Problem: Look over the entries that follow and work out how many lines contain "JSON". State the number only.

[Dataset excerpt]
/---
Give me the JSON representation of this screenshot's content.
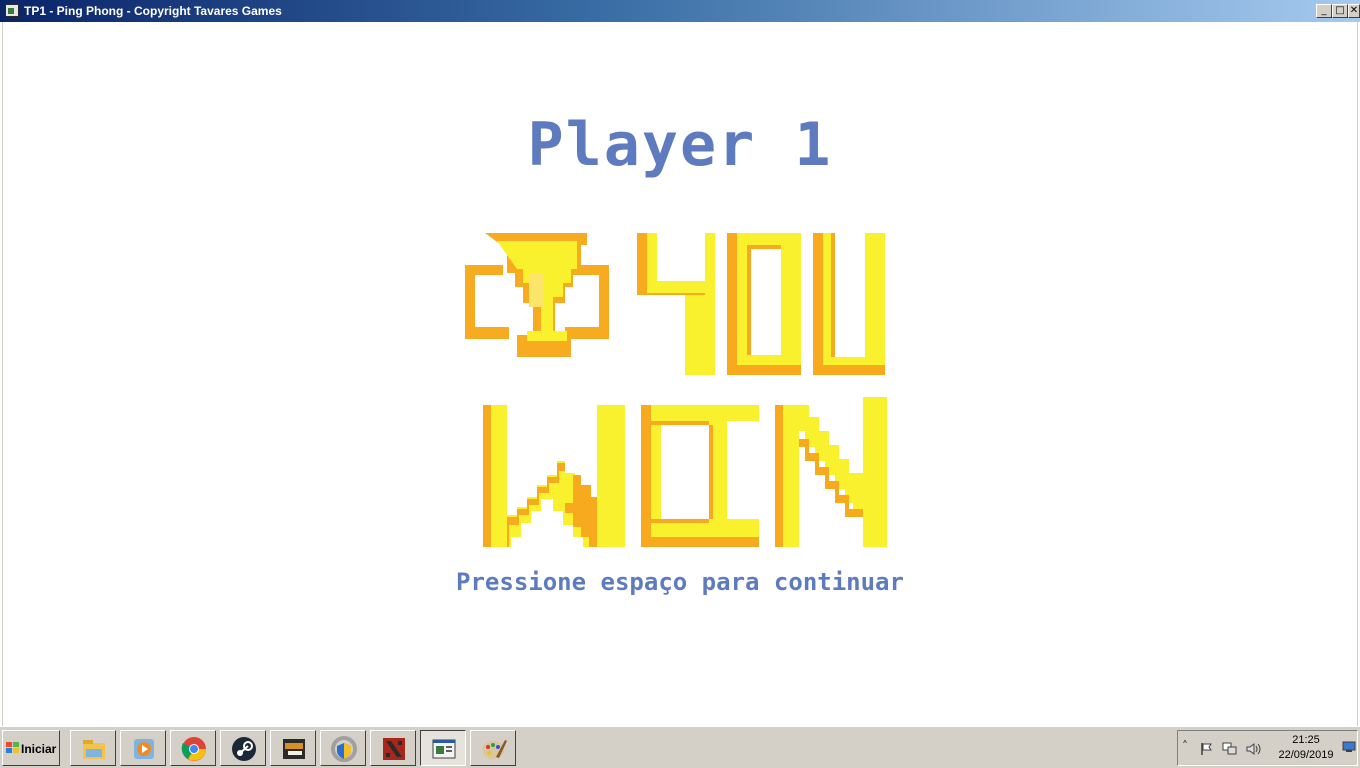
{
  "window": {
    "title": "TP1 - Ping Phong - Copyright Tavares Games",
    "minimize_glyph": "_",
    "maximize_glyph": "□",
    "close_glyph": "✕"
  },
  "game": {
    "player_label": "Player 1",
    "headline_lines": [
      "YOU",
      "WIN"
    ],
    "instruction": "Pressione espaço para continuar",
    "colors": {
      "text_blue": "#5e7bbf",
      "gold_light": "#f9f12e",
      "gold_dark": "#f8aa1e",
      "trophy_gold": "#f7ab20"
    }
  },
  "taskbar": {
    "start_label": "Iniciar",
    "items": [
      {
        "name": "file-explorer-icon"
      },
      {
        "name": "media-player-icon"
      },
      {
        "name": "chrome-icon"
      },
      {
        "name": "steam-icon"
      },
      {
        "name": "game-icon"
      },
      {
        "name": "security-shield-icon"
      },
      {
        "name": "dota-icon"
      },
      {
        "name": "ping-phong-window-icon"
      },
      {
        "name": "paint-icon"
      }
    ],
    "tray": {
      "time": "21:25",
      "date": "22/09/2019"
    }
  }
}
\---
/---
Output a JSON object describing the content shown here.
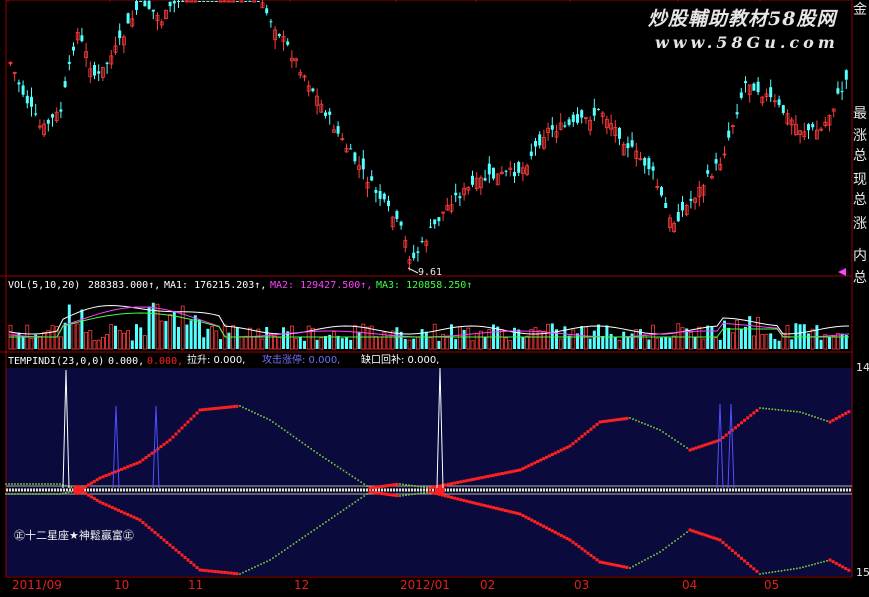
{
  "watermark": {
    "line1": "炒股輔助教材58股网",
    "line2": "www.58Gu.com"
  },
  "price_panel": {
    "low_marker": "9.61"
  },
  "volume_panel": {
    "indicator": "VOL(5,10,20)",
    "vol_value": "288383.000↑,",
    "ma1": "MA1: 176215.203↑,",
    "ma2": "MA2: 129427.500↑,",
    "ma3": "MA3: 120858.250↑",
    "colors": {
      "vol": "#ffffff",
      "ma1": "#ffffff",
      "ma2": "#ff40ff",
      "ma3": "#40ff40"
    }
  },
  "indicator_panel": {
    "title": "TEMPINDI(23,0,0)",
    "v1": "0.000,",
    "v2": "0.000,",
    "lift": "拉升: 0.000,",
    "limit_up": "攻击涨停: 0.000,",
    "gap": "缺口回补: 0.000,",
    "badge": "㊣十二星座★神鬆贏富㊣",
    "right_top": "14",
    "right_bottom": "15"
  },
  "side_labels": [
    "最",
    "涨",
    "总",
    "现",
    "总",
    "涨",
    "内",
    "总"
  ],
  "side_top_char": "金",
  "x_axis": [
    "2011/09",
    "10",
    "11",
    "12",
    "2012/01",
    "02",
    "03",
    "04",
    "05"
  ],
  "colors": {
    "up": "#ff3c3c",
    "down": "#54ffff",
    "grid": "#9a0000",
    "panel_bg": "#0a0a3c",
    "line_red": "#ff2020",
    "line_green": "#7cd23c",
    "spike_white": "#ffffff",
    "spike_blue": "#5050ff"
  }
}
\---
Result of the task: 2